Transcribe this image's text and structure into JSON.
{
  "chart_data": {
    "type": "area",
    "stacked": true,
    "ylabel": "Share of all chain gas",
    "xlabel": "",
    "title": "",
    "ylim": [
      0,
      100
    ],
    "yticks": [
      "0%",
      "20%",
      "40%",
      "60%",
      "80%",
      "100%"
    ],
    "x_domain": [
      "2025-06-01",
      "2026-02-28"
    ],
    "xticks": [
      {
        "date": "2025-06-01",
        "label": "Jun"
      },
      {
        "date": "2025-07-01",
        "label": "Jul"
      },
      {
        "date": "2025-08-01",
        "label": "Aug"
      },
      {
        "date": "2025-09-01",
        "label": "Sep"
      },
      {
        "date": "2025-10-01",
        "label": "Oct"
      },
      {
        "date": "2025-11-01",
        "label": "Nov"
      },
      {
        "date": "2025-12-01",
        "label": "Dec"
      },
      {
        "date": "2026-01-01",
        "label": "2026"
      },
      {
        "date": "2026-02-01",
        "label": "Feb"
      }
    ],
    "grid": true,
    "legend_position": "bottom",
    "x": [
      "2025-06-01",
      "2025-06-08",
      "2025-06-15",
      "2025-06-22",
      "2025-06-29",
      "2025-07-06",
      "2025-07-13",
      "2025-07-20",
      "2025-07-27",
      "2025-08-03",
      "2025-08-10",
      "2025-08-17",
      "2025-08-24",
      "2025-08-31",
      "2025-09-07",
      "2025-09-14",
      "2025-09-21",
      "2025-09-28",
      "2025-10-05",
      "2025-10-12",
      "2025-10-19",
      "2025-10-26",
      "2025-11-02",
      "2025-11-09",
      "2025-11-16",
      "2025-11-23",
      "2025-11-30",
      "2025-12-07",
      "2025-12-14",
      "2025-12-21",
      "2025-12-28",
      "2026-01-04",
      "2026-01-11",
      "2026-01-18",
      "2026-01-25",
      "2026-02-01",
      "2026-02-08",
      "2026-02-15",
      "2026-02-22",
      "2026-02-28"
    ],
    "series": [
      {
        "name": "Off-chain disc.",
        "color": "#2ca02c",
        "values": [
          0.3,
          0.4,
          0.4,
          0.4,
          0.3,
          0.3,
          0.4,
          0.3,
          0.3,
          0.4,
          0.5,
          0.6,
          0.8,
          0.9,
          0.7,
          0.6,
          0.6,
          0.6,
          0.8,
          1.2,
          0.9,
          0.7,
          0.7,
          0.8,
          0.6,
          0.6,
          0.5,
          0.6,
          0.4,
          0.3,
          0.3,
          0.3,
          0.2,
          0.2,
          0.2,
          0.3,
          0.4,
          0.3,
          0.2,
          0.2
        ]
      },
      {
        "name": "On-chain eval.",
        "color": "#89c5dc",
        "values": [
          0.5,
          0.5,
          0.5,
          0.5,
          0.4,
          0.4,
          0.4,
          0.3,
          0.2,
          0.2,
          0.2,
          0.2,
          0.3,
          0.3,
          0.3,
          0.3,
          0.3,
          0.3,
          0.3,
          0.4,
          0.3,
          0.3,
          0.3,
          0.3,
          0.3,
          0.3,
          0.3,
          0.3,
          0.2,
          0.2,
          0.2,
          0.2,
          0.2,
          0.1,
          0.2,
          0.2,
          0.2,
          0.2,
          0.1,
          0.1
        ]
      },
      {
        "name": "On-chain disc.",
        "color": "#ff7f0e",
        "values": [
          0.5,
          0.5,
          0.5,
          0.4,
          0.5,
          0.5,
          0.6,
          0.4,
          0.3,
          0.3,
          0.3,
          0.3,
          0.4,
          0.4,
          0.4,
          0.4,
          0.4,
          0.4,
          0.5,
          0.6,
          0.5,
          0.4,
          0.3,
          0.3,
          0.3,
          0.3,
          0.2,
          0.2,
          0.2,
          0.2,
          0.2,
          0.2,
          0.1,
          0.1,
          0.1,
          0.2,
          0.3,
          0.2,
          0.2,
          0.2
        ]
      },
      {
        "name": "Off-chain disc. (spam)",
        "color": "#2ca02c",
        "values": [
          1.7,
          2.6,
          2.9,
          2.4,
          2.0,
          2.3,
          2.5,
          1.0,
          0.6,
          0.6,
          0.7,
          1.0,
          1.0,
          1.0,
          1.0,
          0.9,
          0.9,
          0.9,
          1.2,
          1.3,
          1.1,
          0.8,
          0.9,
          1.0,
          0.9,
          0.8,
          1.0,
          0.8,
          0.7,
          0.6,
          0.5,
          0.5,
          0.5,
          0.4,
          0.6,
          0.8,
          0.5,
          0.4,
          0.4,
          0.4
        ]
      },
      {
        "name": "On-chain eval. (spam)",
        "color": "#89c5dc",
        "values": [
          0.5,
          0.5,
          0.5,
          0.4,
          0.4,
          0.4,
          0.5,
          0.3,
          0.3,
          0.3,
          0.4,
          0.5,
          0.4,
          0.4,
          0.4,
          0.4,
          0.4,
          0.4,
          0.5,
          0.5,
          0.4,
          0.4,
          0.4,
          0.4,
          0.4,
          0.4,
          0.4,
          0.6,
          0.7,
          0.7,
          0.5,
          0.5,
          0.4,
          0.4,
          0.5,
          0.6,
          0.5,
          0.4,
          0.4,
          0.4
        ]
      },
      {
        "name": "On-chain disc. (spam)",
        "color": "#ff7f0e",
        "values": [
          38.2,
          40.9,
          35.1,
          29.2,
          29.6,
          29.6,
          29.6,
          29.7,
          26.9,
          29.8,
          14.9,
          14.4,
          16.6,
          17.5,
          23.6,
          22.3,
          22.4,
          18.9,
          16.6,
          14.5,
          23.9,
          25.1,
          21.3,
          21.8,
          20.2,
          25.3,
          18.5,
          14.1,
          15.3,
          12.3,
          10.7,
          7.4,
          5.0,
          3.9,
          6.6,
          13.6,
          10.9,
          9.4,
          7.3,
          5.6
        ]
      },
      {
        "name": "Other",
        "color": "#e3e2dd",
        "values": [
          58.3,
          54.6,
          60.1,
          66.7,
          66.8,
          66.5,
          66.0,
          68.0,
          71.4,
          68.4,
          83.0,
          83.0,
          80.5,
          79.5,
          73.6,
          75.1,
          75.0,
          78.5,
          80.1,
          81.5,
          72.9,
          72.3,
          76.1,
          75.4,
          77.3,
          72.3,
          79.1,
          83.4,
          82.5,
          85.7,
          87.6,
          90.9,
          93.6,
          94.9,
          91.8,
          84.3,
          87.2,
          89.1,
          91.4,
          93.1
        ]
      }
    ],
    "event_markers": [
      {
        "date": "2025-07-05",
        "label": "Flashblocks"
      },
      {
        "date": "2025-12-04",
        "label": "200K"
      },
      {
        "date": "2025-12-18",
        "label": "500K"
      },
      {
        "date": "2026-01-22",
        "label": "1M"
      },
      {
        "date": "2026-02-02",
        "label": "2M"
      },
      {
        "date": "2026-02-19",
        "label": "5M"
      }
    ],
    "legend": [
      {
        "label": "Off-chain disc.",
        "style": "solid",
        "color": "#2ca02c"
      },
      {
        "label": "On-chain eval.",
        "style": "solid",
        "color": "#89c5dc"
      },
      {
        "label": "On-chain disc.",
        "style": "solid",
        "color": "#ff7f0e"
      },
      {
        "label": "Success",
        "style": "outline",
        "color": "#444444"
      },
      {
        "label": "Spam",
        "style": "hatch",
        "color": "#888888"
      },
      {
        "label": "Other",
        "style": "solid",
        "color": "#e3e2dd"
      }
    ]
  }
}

OBJECTIVE
Select and copy every line of the material that holds the string "eval".

RESPONSE TO THE TASK
        "name": "On-chain eval.",
        "name": "On-chain eval. (spam)",
        "label": "On-chain eval.",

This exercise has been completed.